** EXCERPTED DATA **
::::::::

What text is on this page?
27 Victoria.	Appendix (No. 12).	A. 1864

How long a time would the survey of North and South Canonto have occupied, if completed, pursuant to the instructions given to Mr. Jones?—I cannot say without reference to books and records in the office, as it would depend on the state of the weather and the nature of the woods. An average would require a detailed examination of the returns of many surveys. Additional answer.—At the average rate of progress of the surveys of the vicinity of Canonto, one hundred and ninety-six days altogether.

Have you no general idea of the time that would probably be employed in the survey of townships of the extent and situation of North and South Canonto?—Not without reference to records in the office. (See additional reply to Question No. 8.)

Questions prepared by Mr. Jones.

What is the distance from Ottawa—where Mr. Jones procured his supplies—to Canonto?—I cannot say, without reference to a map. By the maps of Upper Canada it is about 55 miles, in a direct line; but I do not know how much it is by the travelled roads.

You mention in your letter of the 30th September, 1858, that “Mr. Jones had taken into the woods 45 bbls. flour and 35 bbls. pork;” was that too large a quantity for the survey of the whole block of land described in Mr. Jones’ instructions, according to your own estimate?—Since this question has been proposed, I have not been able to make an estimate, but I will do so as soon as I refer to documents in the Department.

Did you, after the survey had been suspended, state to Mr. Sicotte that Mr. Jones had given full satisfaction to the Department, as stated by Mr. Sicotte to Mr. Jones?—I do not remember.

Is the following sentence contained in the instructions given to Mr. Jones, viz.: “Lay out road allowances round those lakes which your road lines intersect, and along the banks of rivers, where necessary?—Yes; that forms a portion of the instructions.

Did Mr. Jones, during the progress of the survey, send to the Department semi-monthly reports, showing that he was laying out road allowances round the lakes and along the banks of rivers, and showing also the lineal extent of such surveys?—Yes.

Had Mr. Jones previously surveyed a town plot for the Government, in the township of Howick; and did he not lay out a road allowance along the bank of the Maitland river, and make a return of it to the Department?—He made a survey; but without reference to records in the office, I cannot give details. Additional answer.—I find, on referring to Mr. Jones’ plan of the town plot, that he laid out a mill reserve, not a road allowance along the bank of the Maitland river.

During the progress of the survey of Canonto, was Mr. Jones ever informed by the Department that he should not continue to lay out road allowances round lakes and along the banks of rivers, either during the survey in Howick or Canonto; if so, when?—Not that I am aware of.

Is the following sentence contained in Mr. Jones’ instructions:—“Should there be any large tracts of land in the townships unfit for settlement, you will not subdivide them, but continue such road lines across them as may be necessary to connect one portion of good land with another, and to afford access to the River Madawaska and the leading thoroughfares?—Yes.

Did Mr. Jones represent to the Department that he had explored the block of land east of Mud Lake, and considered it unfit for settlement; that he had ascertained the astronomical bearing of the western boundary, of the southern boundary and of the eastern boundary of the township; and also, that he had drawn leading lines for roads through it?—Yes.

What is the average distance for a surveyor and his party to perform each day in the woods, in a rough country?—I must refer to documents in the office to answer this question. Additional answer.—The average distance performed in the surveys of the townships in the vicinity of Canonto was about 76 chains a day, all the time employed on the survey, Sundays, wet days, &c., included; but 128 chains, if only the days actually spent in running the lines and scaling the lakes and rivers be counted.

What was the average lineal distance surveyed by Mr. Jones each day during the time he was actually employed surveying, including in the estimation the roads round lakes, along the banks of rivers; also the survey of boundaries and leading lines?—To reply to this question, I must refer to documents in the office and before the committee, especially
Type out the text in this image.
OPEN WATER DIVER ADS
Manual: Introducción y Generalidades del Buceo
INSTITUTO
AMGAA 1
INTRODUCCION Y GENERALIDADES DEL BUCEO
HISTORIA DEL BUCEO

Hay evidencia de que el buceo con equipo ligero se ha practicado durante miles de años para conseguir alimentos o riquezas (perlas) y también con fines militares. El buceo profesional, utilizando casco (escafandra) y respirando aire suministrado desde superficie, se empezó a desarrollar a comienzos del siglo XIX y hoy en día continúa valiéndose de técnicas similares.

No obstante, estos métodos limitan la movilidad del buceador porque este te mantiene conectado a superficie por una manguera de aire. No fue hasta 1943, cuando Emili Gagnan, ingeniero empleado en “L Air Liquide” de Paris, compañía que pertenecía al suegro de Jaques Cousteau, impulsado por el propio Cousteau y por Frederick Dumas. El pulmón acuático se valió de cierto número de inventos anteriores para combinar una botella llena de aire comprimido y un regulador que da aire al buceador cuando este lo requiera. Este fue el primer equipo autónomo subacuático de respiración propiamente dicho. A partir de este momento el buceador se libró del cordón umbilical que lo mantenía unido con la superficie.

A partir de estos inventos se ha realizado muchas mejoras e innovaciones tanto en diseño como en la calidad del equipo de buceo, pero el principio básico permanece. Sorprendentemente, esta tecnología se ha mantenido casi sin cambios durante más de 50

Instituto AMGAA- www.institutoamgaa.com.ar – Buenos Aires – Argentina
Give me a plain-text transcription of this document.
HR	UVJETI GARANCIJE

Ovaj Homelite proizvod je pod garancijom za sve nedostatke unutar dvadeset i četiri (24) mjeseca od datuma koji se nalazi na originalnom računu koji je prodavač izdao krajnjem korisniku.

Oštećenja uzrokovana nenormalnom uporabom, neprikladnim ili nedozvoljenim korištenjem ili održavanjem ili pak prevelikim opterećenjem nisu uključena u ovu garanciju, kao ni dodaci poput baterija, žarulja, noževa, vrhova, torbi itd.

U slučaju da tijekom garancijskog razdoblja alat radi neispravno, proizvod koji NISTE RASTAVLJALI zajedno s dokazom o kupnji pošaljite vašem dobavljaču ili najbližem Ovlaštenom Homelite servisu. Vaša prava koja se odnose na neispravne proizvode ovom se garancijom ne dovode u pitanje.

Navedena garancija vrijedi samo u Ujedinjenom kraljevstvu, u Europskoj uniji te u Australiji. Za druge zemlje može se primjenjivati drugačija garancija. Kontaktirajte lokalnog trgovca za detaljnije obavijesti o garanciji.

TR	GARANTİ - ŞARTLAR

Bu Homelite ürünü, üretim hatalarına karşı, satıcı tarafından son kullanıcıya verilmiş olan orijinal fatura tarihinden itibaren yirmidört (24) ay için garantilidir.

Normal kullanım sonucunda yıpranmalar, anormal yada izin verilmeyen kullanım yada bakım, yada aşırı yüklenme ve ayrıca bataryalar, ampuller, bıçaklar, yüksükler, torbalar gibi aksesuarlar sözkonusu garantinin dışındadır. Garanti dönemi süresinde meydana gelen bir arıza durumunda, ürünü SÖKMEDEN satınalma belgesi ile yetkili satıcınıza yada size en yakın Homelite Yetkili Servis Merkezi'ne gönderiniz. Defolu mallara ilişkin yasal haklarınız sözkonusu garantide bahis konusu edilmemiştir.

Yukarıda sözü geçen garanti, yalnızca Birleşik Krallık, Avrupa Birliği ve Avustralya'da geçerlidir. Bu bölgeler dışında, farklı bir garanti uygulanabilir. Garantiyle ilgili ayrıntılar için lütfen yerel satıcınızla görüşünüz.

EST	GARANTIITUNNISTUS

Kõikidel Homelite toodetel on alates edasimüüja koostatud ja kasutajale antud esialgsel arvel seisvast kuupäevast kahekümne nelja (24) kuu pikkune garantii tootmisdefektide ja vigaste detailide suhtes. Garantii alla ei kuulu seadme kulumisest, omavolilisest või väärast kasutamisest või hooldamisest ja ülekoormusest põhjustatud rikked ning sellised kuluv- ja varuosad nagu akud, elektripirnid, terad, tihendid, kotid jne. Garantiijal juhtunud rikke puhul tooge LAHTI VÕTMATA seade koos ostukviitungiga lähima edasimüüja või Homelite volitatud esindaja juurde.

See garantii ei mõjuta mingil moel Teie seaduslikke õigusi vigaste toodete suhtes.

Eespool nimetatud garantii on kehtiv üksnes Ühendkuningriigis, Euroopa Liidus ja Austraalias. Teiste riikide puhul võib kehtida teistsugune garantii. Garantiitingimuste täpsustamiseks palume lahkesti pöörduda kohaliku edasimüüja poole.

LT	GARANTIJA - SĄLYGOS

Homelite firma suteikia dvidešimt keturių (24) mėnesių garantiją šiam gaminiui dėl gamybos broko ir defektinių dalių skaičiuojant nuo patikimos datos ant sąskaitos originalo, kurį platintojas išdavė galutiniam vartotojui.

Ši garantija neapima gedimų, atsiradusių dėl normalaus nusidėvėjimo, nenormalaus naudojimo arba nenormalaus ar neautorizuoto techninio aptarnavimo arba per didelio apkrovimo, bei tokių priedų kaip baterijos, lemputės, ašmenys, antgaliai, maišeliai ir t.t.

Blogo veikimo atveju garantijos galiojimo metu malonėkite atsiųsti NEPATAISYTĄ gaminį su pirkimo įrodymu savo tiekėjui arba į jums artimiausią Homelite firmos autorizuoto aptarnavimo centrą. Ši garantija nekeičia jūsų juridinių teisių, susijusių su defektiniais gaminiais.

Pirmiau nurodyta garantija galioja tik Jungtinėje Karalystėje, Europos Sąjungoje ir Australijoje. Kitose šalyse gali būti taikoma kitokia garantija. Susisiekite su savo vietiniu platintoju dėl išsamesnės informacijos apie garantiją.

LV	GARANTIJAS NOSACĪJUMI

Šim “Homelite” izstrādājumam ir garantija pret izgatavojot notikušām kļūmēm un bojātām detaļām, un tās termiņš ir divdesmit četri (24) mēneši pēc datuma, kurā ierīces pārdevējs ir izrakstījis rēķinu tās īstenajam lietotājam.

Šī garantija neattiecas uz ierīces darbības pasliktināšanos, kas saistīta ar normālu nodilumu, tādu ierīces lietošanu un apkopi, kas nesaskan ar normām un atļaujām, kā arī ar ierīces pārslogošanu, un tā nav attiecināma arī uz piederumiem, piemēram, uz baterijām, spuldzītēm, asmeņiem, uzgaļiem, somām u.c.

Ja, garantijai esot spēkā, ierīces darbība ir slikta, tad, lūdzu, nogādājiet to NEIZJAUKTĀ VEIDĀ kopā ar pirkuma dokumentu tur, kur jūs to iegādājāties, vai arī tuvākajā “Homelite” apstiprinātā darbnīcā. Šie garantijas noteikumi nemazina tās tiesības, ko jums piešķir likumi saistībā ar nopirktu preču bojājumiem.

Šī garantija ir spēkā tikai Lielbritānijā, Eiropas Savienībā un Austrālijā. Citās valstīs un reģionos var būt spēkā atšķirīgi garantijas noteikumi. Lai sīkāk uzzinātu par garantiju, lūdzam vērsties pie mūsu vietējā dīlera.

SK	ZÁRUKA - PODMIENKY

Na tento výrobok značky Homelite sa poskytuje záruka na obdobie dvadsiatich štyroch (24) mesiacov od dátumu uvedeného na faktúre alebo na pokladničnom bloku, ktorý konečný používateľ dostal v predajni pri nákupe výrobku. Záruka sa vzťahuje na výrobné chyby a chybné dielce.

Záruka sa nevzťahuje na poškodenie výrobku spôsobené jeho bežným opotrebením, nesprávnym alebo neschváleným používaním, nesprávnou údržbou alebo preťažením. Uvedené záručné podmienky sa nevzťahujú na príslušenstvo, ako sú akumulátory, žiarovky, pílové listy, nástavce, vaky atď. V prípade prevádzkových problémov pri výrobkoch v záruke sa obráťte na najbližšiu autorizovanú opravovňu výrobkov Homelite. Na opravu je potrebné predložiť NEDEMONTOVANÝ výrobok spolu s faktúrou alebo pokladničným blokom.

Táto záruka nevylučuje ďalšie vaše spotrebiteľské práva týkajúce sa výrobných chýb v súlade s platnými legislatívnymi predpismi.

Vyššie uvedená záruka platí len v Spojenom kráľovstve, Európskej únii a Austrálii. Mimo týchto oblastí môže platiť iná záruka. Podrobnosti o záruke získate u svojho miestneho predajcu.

::::::::

** STATED EXERCISE **
Pull out and copy each line containing the string "Howick".

** ANSWER TO THE EXERCISE **
Had Mr. Jones previously surveyed a town plot for the Government, in the township of Howick; and did he not lay out a road allowance along the bank of the Maitland river, and make a return of it to the Department?—He made a survey; but without reference to records in the office, I cannot give details. Additional answer.—I find, on referring to Mr. Jones’ plan of the town plot, that he laid out a mill reserve, not a road allowance along the bank of the Maitland river.
During the progress of the survey of Canonto, was Mr. Jones ever informed by the Department that he should not continue to lay out road allowances round lakes and along the banks of rivers, either during the survey in Howick or Canonto; if so, when?—Not that I am aware of.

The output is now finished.